THE EXERCISE =>
Look below. Copy each line that has "Bacci" in it.

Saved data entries
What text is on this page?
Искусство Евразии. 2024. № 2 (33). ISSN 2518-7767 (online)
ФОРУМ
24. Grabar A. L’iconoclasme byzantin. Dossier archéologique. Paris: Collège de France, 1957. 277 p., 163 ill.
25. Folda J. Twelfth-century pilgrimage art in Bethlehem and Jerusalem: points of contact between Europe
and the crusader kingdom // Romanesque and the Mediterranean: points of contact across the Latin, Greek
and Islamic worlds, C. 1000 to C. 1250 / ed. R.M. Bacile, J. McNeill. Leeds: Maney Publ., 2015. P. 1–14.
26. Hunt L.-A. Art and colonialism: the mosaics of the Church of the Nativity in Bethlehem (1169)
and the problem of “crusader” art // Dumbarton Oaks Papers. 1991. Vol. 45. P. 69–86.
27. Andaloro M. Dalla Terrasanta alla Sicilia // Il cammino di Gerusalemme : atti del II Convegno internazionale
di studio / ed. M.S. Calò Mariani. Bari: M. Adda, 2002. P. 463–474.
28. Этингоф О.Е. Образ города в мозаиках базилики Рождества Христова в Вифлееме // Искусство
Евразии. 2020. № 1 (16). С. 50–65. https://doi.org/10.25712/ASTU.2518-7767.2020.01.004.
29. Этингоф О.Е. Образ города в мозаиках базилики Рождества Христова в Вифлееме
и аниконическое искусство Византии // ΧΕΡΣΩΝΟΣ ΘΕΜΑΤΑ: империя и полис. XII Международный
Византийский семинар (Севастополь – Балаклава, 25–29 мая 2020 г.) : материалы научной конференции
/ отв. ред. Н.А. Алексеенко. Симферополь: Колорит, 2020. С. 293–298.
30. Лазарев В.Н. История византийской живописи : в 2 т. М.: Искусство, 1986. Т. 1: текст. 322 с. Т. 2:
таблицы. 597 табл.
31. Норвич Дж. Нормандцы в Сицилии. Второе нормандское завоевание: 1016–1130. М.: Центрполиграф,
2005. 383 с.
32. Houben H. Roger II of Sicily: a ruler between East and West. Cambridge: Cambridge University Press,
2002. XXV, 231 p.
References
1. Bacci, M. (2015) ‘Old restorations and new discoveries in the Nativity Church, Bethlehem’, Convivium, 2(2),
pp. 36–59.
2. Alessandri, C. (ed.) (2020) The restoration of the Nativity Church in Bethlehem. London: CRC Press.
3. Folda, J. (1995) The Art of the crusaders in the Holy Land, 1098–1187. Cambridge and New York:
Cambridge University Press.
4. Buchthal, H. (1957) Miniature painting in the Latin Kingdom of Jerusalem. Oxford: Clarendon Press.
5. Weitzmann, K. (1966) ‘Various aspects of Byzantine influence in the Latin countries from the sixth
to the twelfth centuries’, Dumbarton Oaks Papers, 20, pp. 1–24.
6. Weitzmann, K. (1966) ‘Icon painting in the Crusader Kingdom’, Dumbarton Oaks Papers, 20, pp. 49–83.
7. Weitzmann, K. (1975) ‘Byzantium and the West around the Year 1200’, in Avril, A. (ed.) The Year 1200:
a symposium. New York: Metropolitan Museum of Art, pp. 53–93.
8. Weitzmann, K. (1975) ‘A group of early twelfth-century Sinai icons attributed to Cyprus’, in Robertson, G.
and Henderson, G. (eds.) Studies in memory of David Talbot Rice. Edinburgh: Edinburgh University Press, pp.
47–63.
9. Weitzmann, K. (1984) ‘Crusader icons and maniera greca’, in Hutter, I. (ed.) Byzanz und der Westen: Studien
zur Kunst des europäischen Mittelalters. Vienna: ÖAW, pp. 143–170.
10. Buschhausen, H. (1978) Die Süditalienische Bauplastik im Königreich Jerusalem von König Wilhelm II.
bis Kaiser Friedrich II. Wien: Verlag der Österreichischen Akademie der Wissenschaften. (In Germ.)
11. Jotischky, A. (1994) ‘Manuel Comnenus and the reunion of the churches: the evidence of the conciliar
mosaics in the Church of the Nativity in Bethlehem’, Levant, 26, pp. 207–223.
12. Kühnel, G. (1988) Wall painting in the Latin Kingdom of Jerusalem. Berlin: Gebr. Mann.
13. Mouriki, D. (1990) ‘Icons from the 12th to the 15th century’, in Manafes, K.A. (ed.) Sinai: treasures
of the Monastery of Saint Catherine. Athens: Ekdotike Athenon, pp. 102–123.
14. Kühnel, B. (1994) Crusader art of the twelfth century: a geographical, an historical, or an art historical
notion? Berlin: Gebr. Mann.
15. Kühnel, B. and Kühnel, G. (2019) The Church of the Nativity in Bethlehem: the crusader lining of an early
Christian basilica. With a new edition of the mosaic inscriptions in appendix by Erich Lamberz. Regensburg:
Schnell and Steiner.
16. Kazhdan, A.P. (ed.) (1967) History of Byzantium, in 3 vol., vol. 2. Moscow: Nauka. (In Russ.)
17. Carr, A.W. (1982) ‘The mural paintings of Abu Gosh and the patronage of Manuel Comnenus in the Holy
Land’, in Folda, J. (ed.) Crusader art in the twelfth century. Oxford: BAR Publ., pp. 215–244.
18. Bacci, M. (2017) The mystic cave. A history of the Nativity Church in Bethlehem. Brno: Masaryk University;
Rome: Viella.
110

CORRECT ANSWER =>
1. Bacci, M. (2015) ‘Old restorations and new discoveries in the Nativity Church, Bethlehem’, Convivium, 2(2),
18. Bacci, M. (2017) The mystic cave. A history of the Nativity Church in Bethlehem. Brno: Masaryk University;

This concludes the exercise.